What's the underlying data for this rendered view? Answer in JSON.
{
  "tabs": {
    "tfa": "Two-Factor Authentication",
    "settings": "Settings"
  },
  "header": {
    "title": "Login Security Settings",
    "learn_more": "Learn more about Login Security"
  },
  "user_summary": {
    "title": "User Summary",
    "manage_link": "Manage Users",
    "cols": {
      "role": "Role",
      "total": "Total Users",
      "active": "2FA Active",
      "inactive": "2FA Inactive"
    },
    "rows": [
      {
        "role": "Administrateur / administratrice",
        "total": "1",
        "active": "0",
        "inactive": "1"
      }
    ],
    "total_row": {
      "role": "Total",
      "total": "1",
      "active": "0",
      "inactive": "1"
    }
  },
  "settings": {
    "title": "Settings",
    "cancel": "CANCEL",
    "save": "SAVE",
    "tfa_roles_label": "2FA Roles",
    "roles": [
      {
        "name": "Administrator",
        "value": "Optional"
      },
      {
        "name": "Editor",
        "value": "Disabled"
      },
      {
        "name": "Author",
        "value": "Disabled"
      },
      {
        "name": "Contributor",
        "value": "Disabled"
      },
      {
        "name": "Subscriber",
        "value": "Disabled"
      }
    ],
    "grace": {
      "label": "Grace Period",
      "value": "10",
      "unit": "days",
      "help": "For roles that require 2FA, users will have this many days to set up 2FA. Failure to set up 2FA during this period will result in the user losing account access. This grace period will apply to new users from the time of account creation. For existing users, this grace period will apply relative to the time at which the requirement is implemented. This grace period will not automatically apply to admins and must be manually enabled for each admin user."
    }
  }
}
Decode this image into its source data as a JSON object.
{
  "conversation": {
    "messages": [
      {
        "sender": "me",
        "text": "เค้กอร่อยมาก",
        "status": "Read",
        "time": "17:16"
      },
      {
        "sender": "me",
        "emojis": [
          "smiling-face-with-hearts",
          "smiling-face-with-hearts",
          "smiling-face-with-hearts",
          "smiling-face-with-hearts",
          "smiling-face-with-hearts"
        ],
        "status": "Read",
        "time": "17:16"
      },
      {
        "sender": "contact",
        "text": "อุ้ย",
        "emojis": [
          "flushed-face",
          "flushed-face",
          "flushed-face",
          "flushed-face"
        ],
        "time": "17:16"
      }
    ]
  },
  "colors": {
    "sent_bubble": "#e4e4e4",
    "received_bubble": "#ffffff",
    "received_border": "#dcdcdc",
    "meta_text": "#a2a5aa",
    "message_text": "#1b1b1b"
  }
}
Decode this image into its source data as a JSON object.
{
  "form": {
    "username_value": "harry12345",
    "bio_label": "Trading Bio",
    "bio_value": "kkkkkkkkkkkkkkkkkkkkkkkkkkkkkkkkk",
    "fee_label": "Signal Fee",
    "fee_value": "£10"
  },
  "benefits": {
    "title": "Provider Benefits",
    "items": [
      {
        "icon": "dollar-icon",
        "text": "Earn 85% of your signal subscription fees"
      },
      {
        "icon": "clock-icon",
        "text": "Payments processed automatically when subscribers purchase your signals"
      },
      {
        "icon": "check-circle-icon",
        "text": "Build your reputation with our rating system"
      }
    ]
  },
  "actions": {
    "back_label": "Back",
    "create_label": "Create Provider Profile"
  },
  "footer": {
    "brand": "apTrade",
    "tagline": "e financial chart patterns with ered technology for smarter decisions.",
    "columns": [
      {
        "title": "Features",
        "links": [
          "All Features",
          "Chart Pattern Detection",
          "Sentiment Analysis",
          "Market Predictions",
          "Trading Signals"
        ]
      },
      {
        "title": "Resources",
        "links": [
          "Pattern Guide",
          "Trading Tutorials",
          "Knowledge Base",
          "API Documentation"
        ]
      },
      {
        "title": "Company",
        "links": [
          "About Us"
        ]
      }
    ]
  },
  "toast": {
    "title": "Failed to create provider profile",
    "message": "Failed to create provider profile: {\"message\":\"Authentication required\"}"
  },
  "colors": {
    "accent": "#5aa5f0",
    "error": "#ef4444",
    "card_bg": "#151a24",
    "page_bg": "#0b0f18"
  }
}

★ ★ ★ ★ ★

Copy every line of the listing that contains the word "title".

:: Finished answer ::
    "title": "Login Security Settings",
    "title": "User Summary",
    "title": "Settings",
    "title": "Provider Benefits",
        "title": "Features",
        "title": "Resources",
        "title": "Company",
    "title": "Failed to create provider profile",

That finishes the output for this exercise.